Description of the task: Repeat, exactly and in full, the lines of the listing below, but without any pictures.

════════════════

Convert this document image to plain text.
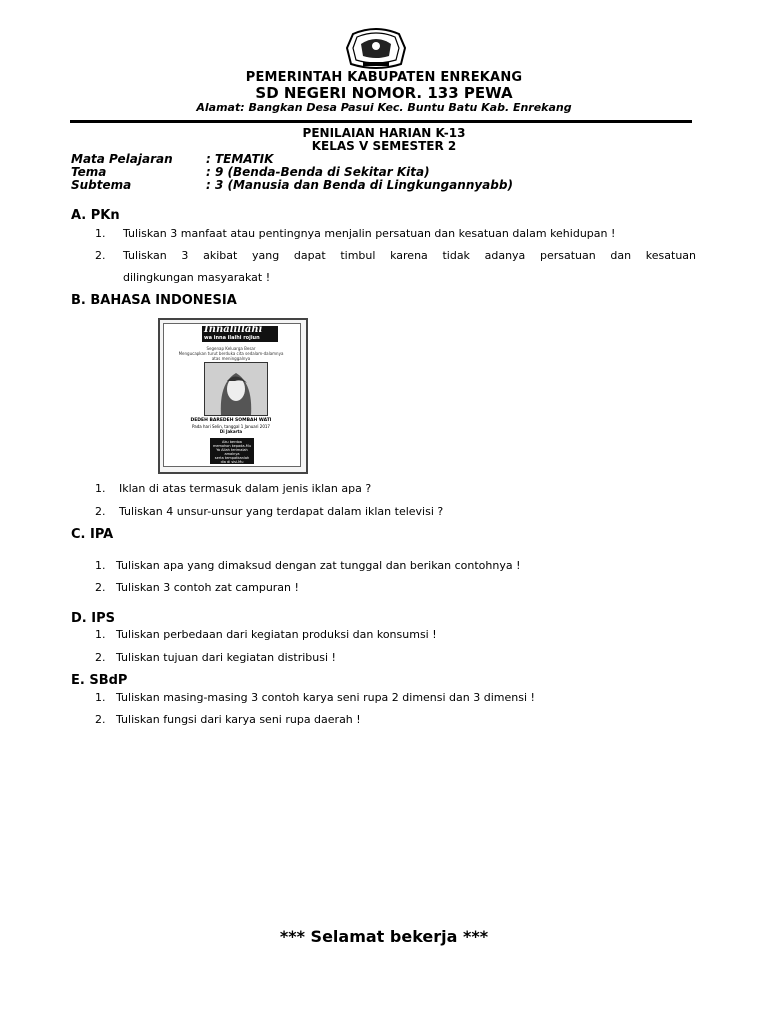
PEMERINTAH KABUPATEN ENREKANG
SD NEGERI NOMOR. 133 PEWA
Alamat: Bangkan Desa Pasui Kec. Buntu Batu Kab. Enrekang
PENILAIAN HARIAN K-13
KELAS V SEMESTER 2
Mata Pelajaran	: TEMATIK
Tema	: 9 (Benda-Benda di Sekitar Kita)
Subtema	: 3 (Manusia dan Benda di Lingkungannyabb)
A. PKn
1. Tuliskan 3 manfaat atau pentingnya menjalin persatuan dan kesatuan dalam kehidupan !
2. Tuliskan 3 akibat yang dapat timbul karena tidak adanya persatuan dan kesatuan
dilingkungan masyarakat !
B. BAHASA INDONESIA
Innalillahi
wa inna ilaihi rojiun
Segenap Keluarga Besar
Mengucapkan turut berduka cita sedalam-dalamnya
atas meninggalnya
DEDEH BAREDEH SOMBAH WATI
Pada hari Selin, tanggal 1 Januari 2017
Di Jakarta
Aku berdoa
memohon kepada-Mu
Ya Allah terimalah amalnya
serta tempatkanlah
dia di sisi-Mu
1. Iklan di atas termasuk dalam jenis iklan apa ?
2. Tuliskan 4 unsur-unsur yang terdapat dalam iklan televisi ?
C. IPA
1. Tuliskan apa yang dimaksud dengan zat tunggal dan berikan contohnya !
2. Tuliskan 3 contoh zat campuran !
D. IPS
1. Tuliskan perbedaan dari kegiatan produksi dan konsumsi !
2. Tuliskan tujuan dari kegiatan distribusi !
E. SBdP
1. Tuliskan masing-masing 3 contoh karya seni rupa 2 dimensi dan 3 dimensi !
2. Tuliskan fungsi dari karya seni rupa daerah !
*** Selamat bekerja ***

════════════════

Solved exercise:
Convert this document image to plain text.
PEMERINTAH KABUPATEN ENREKANG
SD NEGERI NOMOR. 133 PEWA
Alamat: Bangkan Desa Pasui Kec. Buntu Batu Kab. Enrekang
PENILAIAN HARIAN K-13
KELAS V SEMESTER 2
Mata Pelajaran	: TEMATIK
Tema	: 9 (Benda-Benda di Sekitar Kita)
Subtema	: 3 (Manusia dan Benda di Lingkungannyabb)
A. PKn
1. Tuliskan 3 manfaat atau pentingnya menjalin persatuan dan kesatuan dalam kehidupan !
2. Tuliskan 3 akibat yang dapat timbul karena tidak adanya persatuan dan kesatuan
dilingkungan masyarakat !
B. BAHASA INDONESIA
Innalillahi
wa inna ilaihi rojiun
Segenap Keluarga Besar
Mengucapkan turut berduka cita sedalam-dalamnya
atas meninggalnya
DEDEH BAREDEH SOMBAH WATI
Pada hari Selin, tanggal 1 Januari 2017
Di Jakarta
Aku berdoa
memohon kepada-Mu
Ya Allah terimalah amalnya
serta tempatkanlah
dia di sisi-Mu
1. Iklan di atas termasuk dalam jenis iklan apa ?
2. Tuliskan 4 unsur-unsur yang terdapat dalam iklan televisi ?
C. IPA
1. Tuliskan apa yang dimaksud dengan zat tunggal dan berikan contohnya !
2. Tuliskan 3 contoh zat campuran !
D. IPS
1. Tuliskan perbedaan dari kegiatan produksi dan konsumsi !
2. Tuliskan tujuan dari kegiatan distribusi !
E. SBdP
1. Tuliskan masing-masing 3 contoh karya seni rupa 2 dimensi dan 3 dimensi !
2. Tuliskan fungsi dari karya seni rupa daerah !
*** Selamat bekerja ***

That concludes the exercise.